-- AIM OF THE TASK --
Your task is to print all of the material verbatim.

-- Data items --
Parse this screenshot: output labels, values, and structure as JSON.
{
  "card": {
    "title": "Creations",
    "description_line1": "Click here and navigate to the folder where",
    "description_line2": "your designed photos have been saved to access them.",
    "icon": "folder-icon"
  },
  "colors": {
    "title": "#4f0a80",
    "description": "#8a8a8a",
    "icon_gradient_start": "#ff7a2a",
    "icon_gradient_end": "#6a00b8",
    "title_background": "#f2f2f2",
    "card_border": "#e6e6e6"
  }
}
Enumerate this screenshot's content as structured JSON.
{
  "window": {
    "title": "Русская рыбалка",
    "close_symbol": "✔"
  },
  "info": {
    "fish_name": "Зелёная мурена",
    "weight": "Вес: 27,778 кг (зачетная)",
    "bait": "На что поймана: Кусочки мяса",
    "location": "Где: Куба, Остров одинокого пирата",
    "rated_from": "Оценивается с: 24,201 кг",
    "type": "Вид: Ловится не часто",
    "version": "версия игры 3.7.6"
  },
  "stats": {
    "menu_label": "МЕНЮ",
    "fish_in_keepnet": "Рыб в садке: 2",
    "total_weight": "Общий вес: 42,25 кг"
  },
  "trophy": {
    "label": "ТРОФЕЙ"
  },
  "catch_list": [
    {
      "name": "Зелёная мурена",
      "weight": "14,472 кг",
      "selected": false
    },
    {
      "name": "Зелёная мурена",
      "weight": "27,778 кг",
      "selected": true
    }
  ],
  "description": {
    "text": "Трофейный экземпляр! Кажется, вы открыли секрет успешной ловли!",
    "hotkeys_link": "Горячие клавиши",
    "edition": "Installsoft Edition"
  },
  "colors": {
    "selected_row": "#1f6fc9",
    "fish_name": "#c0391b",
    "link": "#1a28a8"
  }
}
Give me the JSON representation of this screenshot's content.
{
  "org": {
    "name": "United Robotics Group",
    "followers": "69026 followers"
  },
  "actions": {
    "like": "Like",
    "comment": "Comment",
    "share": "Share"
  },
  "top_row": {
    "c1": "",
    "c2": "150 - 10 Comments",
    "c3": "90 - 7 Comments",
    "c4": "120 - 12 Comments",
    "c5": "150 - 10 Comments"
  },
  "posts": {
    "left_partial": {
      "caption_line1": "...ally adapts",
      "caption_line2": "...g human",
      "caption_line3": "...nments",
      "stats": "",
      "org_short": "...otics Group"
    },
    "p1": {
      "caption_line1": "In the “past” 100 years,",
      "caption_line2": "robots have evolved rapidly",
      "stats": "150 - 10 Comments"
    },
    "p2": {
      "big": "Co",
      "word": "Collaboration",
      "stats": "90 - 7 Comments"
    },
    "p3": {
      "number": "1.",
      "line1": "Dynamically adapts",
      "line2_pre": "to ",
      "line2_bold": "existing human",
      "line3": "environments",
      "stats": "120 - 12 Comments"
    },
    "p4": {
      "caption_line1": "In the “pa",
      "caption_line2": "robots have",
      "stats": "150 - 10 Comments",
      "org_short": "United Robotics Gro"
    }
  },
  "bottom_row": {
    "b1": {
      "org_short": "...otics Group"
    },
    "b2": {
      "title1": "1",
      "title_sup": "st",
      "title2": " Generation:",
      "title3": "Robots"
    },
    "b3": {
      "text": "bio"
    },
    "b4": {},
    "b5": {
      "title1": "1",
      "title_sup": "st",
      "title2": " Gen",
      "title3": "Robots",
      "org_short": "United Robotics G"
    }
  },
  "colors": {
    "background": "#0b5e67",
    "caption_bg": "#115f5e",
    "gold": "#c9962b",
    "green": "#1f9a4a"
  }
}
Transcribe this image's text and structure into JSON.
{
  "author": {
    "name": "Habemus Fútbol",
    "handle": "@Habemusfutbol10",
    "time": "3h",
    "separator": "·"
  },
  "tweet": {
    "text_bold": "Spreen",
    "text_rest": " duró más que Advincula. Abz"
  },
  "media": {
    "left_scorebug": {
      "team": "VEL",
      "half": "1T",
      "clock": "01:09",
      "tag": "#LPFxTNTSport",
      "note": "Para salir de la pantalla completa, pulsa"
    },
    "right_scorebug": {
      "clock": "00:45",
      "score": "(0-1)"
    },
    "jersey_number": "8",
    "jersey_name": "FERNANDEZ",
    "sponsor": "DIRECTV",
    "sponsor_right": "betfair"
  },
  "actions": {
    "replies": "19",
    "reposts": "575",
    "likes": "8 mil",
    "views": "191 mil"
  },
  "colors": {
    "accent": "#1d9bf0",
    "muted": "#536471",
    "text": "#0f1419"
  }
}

-- FINISHED EXERCISE --
Parse this screenshot: output labels, values, and structure as JSON.
{
  "card": {
    "title": "Creations",
    "description_line1": "Click here and navigate to the folder where",
    "description_line2": "your designed photos have been saved to access them.",
    "icon": "folder-icon"
  },
  "colors": {
    "title": "#4f0a80",
    "description": "#8a8a8a",
    "icon_gradient_start": "#ff7a2a",
    "icon_gradient_end": "#6a00b8",
    "title_background": "#f2f2f2",
    "card_border": "#e6e6e6"
  }
}
Enumerate this screenshot's content as structured JSON.
{
  "window": {
    "title": "Русская рыбалка",
    "close_symbol": "✔"
  },
  "info": {
    "fish_name": "Зелёная мурена",
    "weight": "Вес: 27,778 кг (зачетная)",
    "bait": "На что поймана: Кусочки мяса",
    "location": "Где: Куба, Остров одинокого пирата",
    "rated_from": "Оценивается с: 24,201 кг",
    "type": "Вид: Ловится не часто",
    "version": "версия игры 3.7.6"
  },
  "stats": {
    "menu_label": "МЕНЮ",
    "fish_in_keepnet": "Рыб в садке: 2",
    "total_weight": "Общий вес: 42,25 кг"
  },
  "trophy": {
    "label": "ТРОФЕЙ"
  },
  "catch_list": [
    {
      "name": "Зелёная мурена",
      "weight": "14,472 кг",
      "selected": false
    },
    {
      "name": "Зелёная мурена",
      "weight": "27,778 кг",
      "selected": true
    }
  ],
  "description": {
    "text": "Трофейный экземпляр! Кажется, вы открыли секрет успешной ловли!",
    "hotkeys_link": "Горячие клавиши",
    "edition": "Installsoft Edition"
  },
  "colors": {
    "selected_row": "#1f6fc9",
    "fish_name": "#c0391b",
    "link": "#1a28a8"
  }
}
Give me the JSON representation of this screenshot's content.
{
  "org": {
    "name": "United Robotics Group",
    "followers": "69026 followers"
  },
  "actions": {
    "like": "Like",
    "comment": "Comment",
    "share": "Share"
  },
  "top_row": {
    "c1": "",
    "c2": "150 - 10 Comments",
    "c3": "90 - 7 Comments",
    "c4": "120 - 12 Comments",
    "c5": "150 - 10 Comments"
  },
  "posts": {
    "left_partial": {
      "caption_line1": "...ally adapts",
      "caption_line2": "...g human",
      "caption_line3": "...nments",
      "stats": "",
      "org_short": "...otics Group"
    },
    "p1": {
      "caption_line1": "In the “past” 100 years,",
      "caption_line2": "robots have evolved rapidly",
      "stats": "150 - 10 Comments"
    },
    "p2": {
      "big": "Co",
      "word": "Collaboration",
      "stats": "90 - 7 Comments"
    },
    "p3": {
      "number": "1.",
      "line1": "Dynamically adapts",
      "line2_pre": "to ",
      "line2_bold": "existing human",
      "line3": "environments",
      "stats": "120 - 12 Comments"
    },
    "p4": {
      "caption_line1": "In the “pa",
      "caption_line2": "robots have",
      "stats": "150 - 10 Comments",
      "org_short": "United Robotics Gro"
    }
  },
  "bottom_row": {
    "b1": {
      "org_short": "...otics Group"
    },
    "b2": {
      "title1": "1",
      "title_sup": "st",
      "title2": " Generation:",
      "title3": "Robots"
    },
    "b3": {
      "text": "bio"
    },
    "b4": {},
    "b5": {
      "title1": "1",
      "title_sup": "st",
      "title2": " Gen",
      "title3": "Robots",
      "org_short": "United Robotics G"
    }
  },
  "colors": {
    "background": "#0b5e67",
    "caption_bg": "#115f5e",
    "gold": "#c9962b",
    "green": "#1f9a4a"
  }
}
Transcribe this image's text and structure into JSON.
{
  "author": {
    "name": "Habemus Fútbol",
    "handle": "@Habemusfutbol10",
    "time": "3h",
    "separator": "·"
  },
  "tweet": {
    "text_bold": "Spreen",
    "text_rest": " duró más que Advincula. Abz"
  },
  "media": {
    "left_scorebug": {
      "team": "VEL",
      "half": "1T",
      "clock": "01:09",
      "tag": "#LPFxTNTSport",
      "note": "Para salir de la pantalla completa, pulsa"
    },
    "right_scorebug": {
      "clock": "00:45",
      "score": "(0-1)"
    },
    "jersey_number": "8",
    "jersey_name": "FERNANDEZ",
    "sponsor": "DIRECTV",
    "sponsor_right": "betfair"
  },
  "actions": {
    "replies": "19",
    "reposts": "575",
    "likes": "8 mil",
    "views": "191 mil"
  },
  "colors": {
    "accent": "#1d9bf0",
    "muted": "#536471",
    "text": "#0f1419"
  }
}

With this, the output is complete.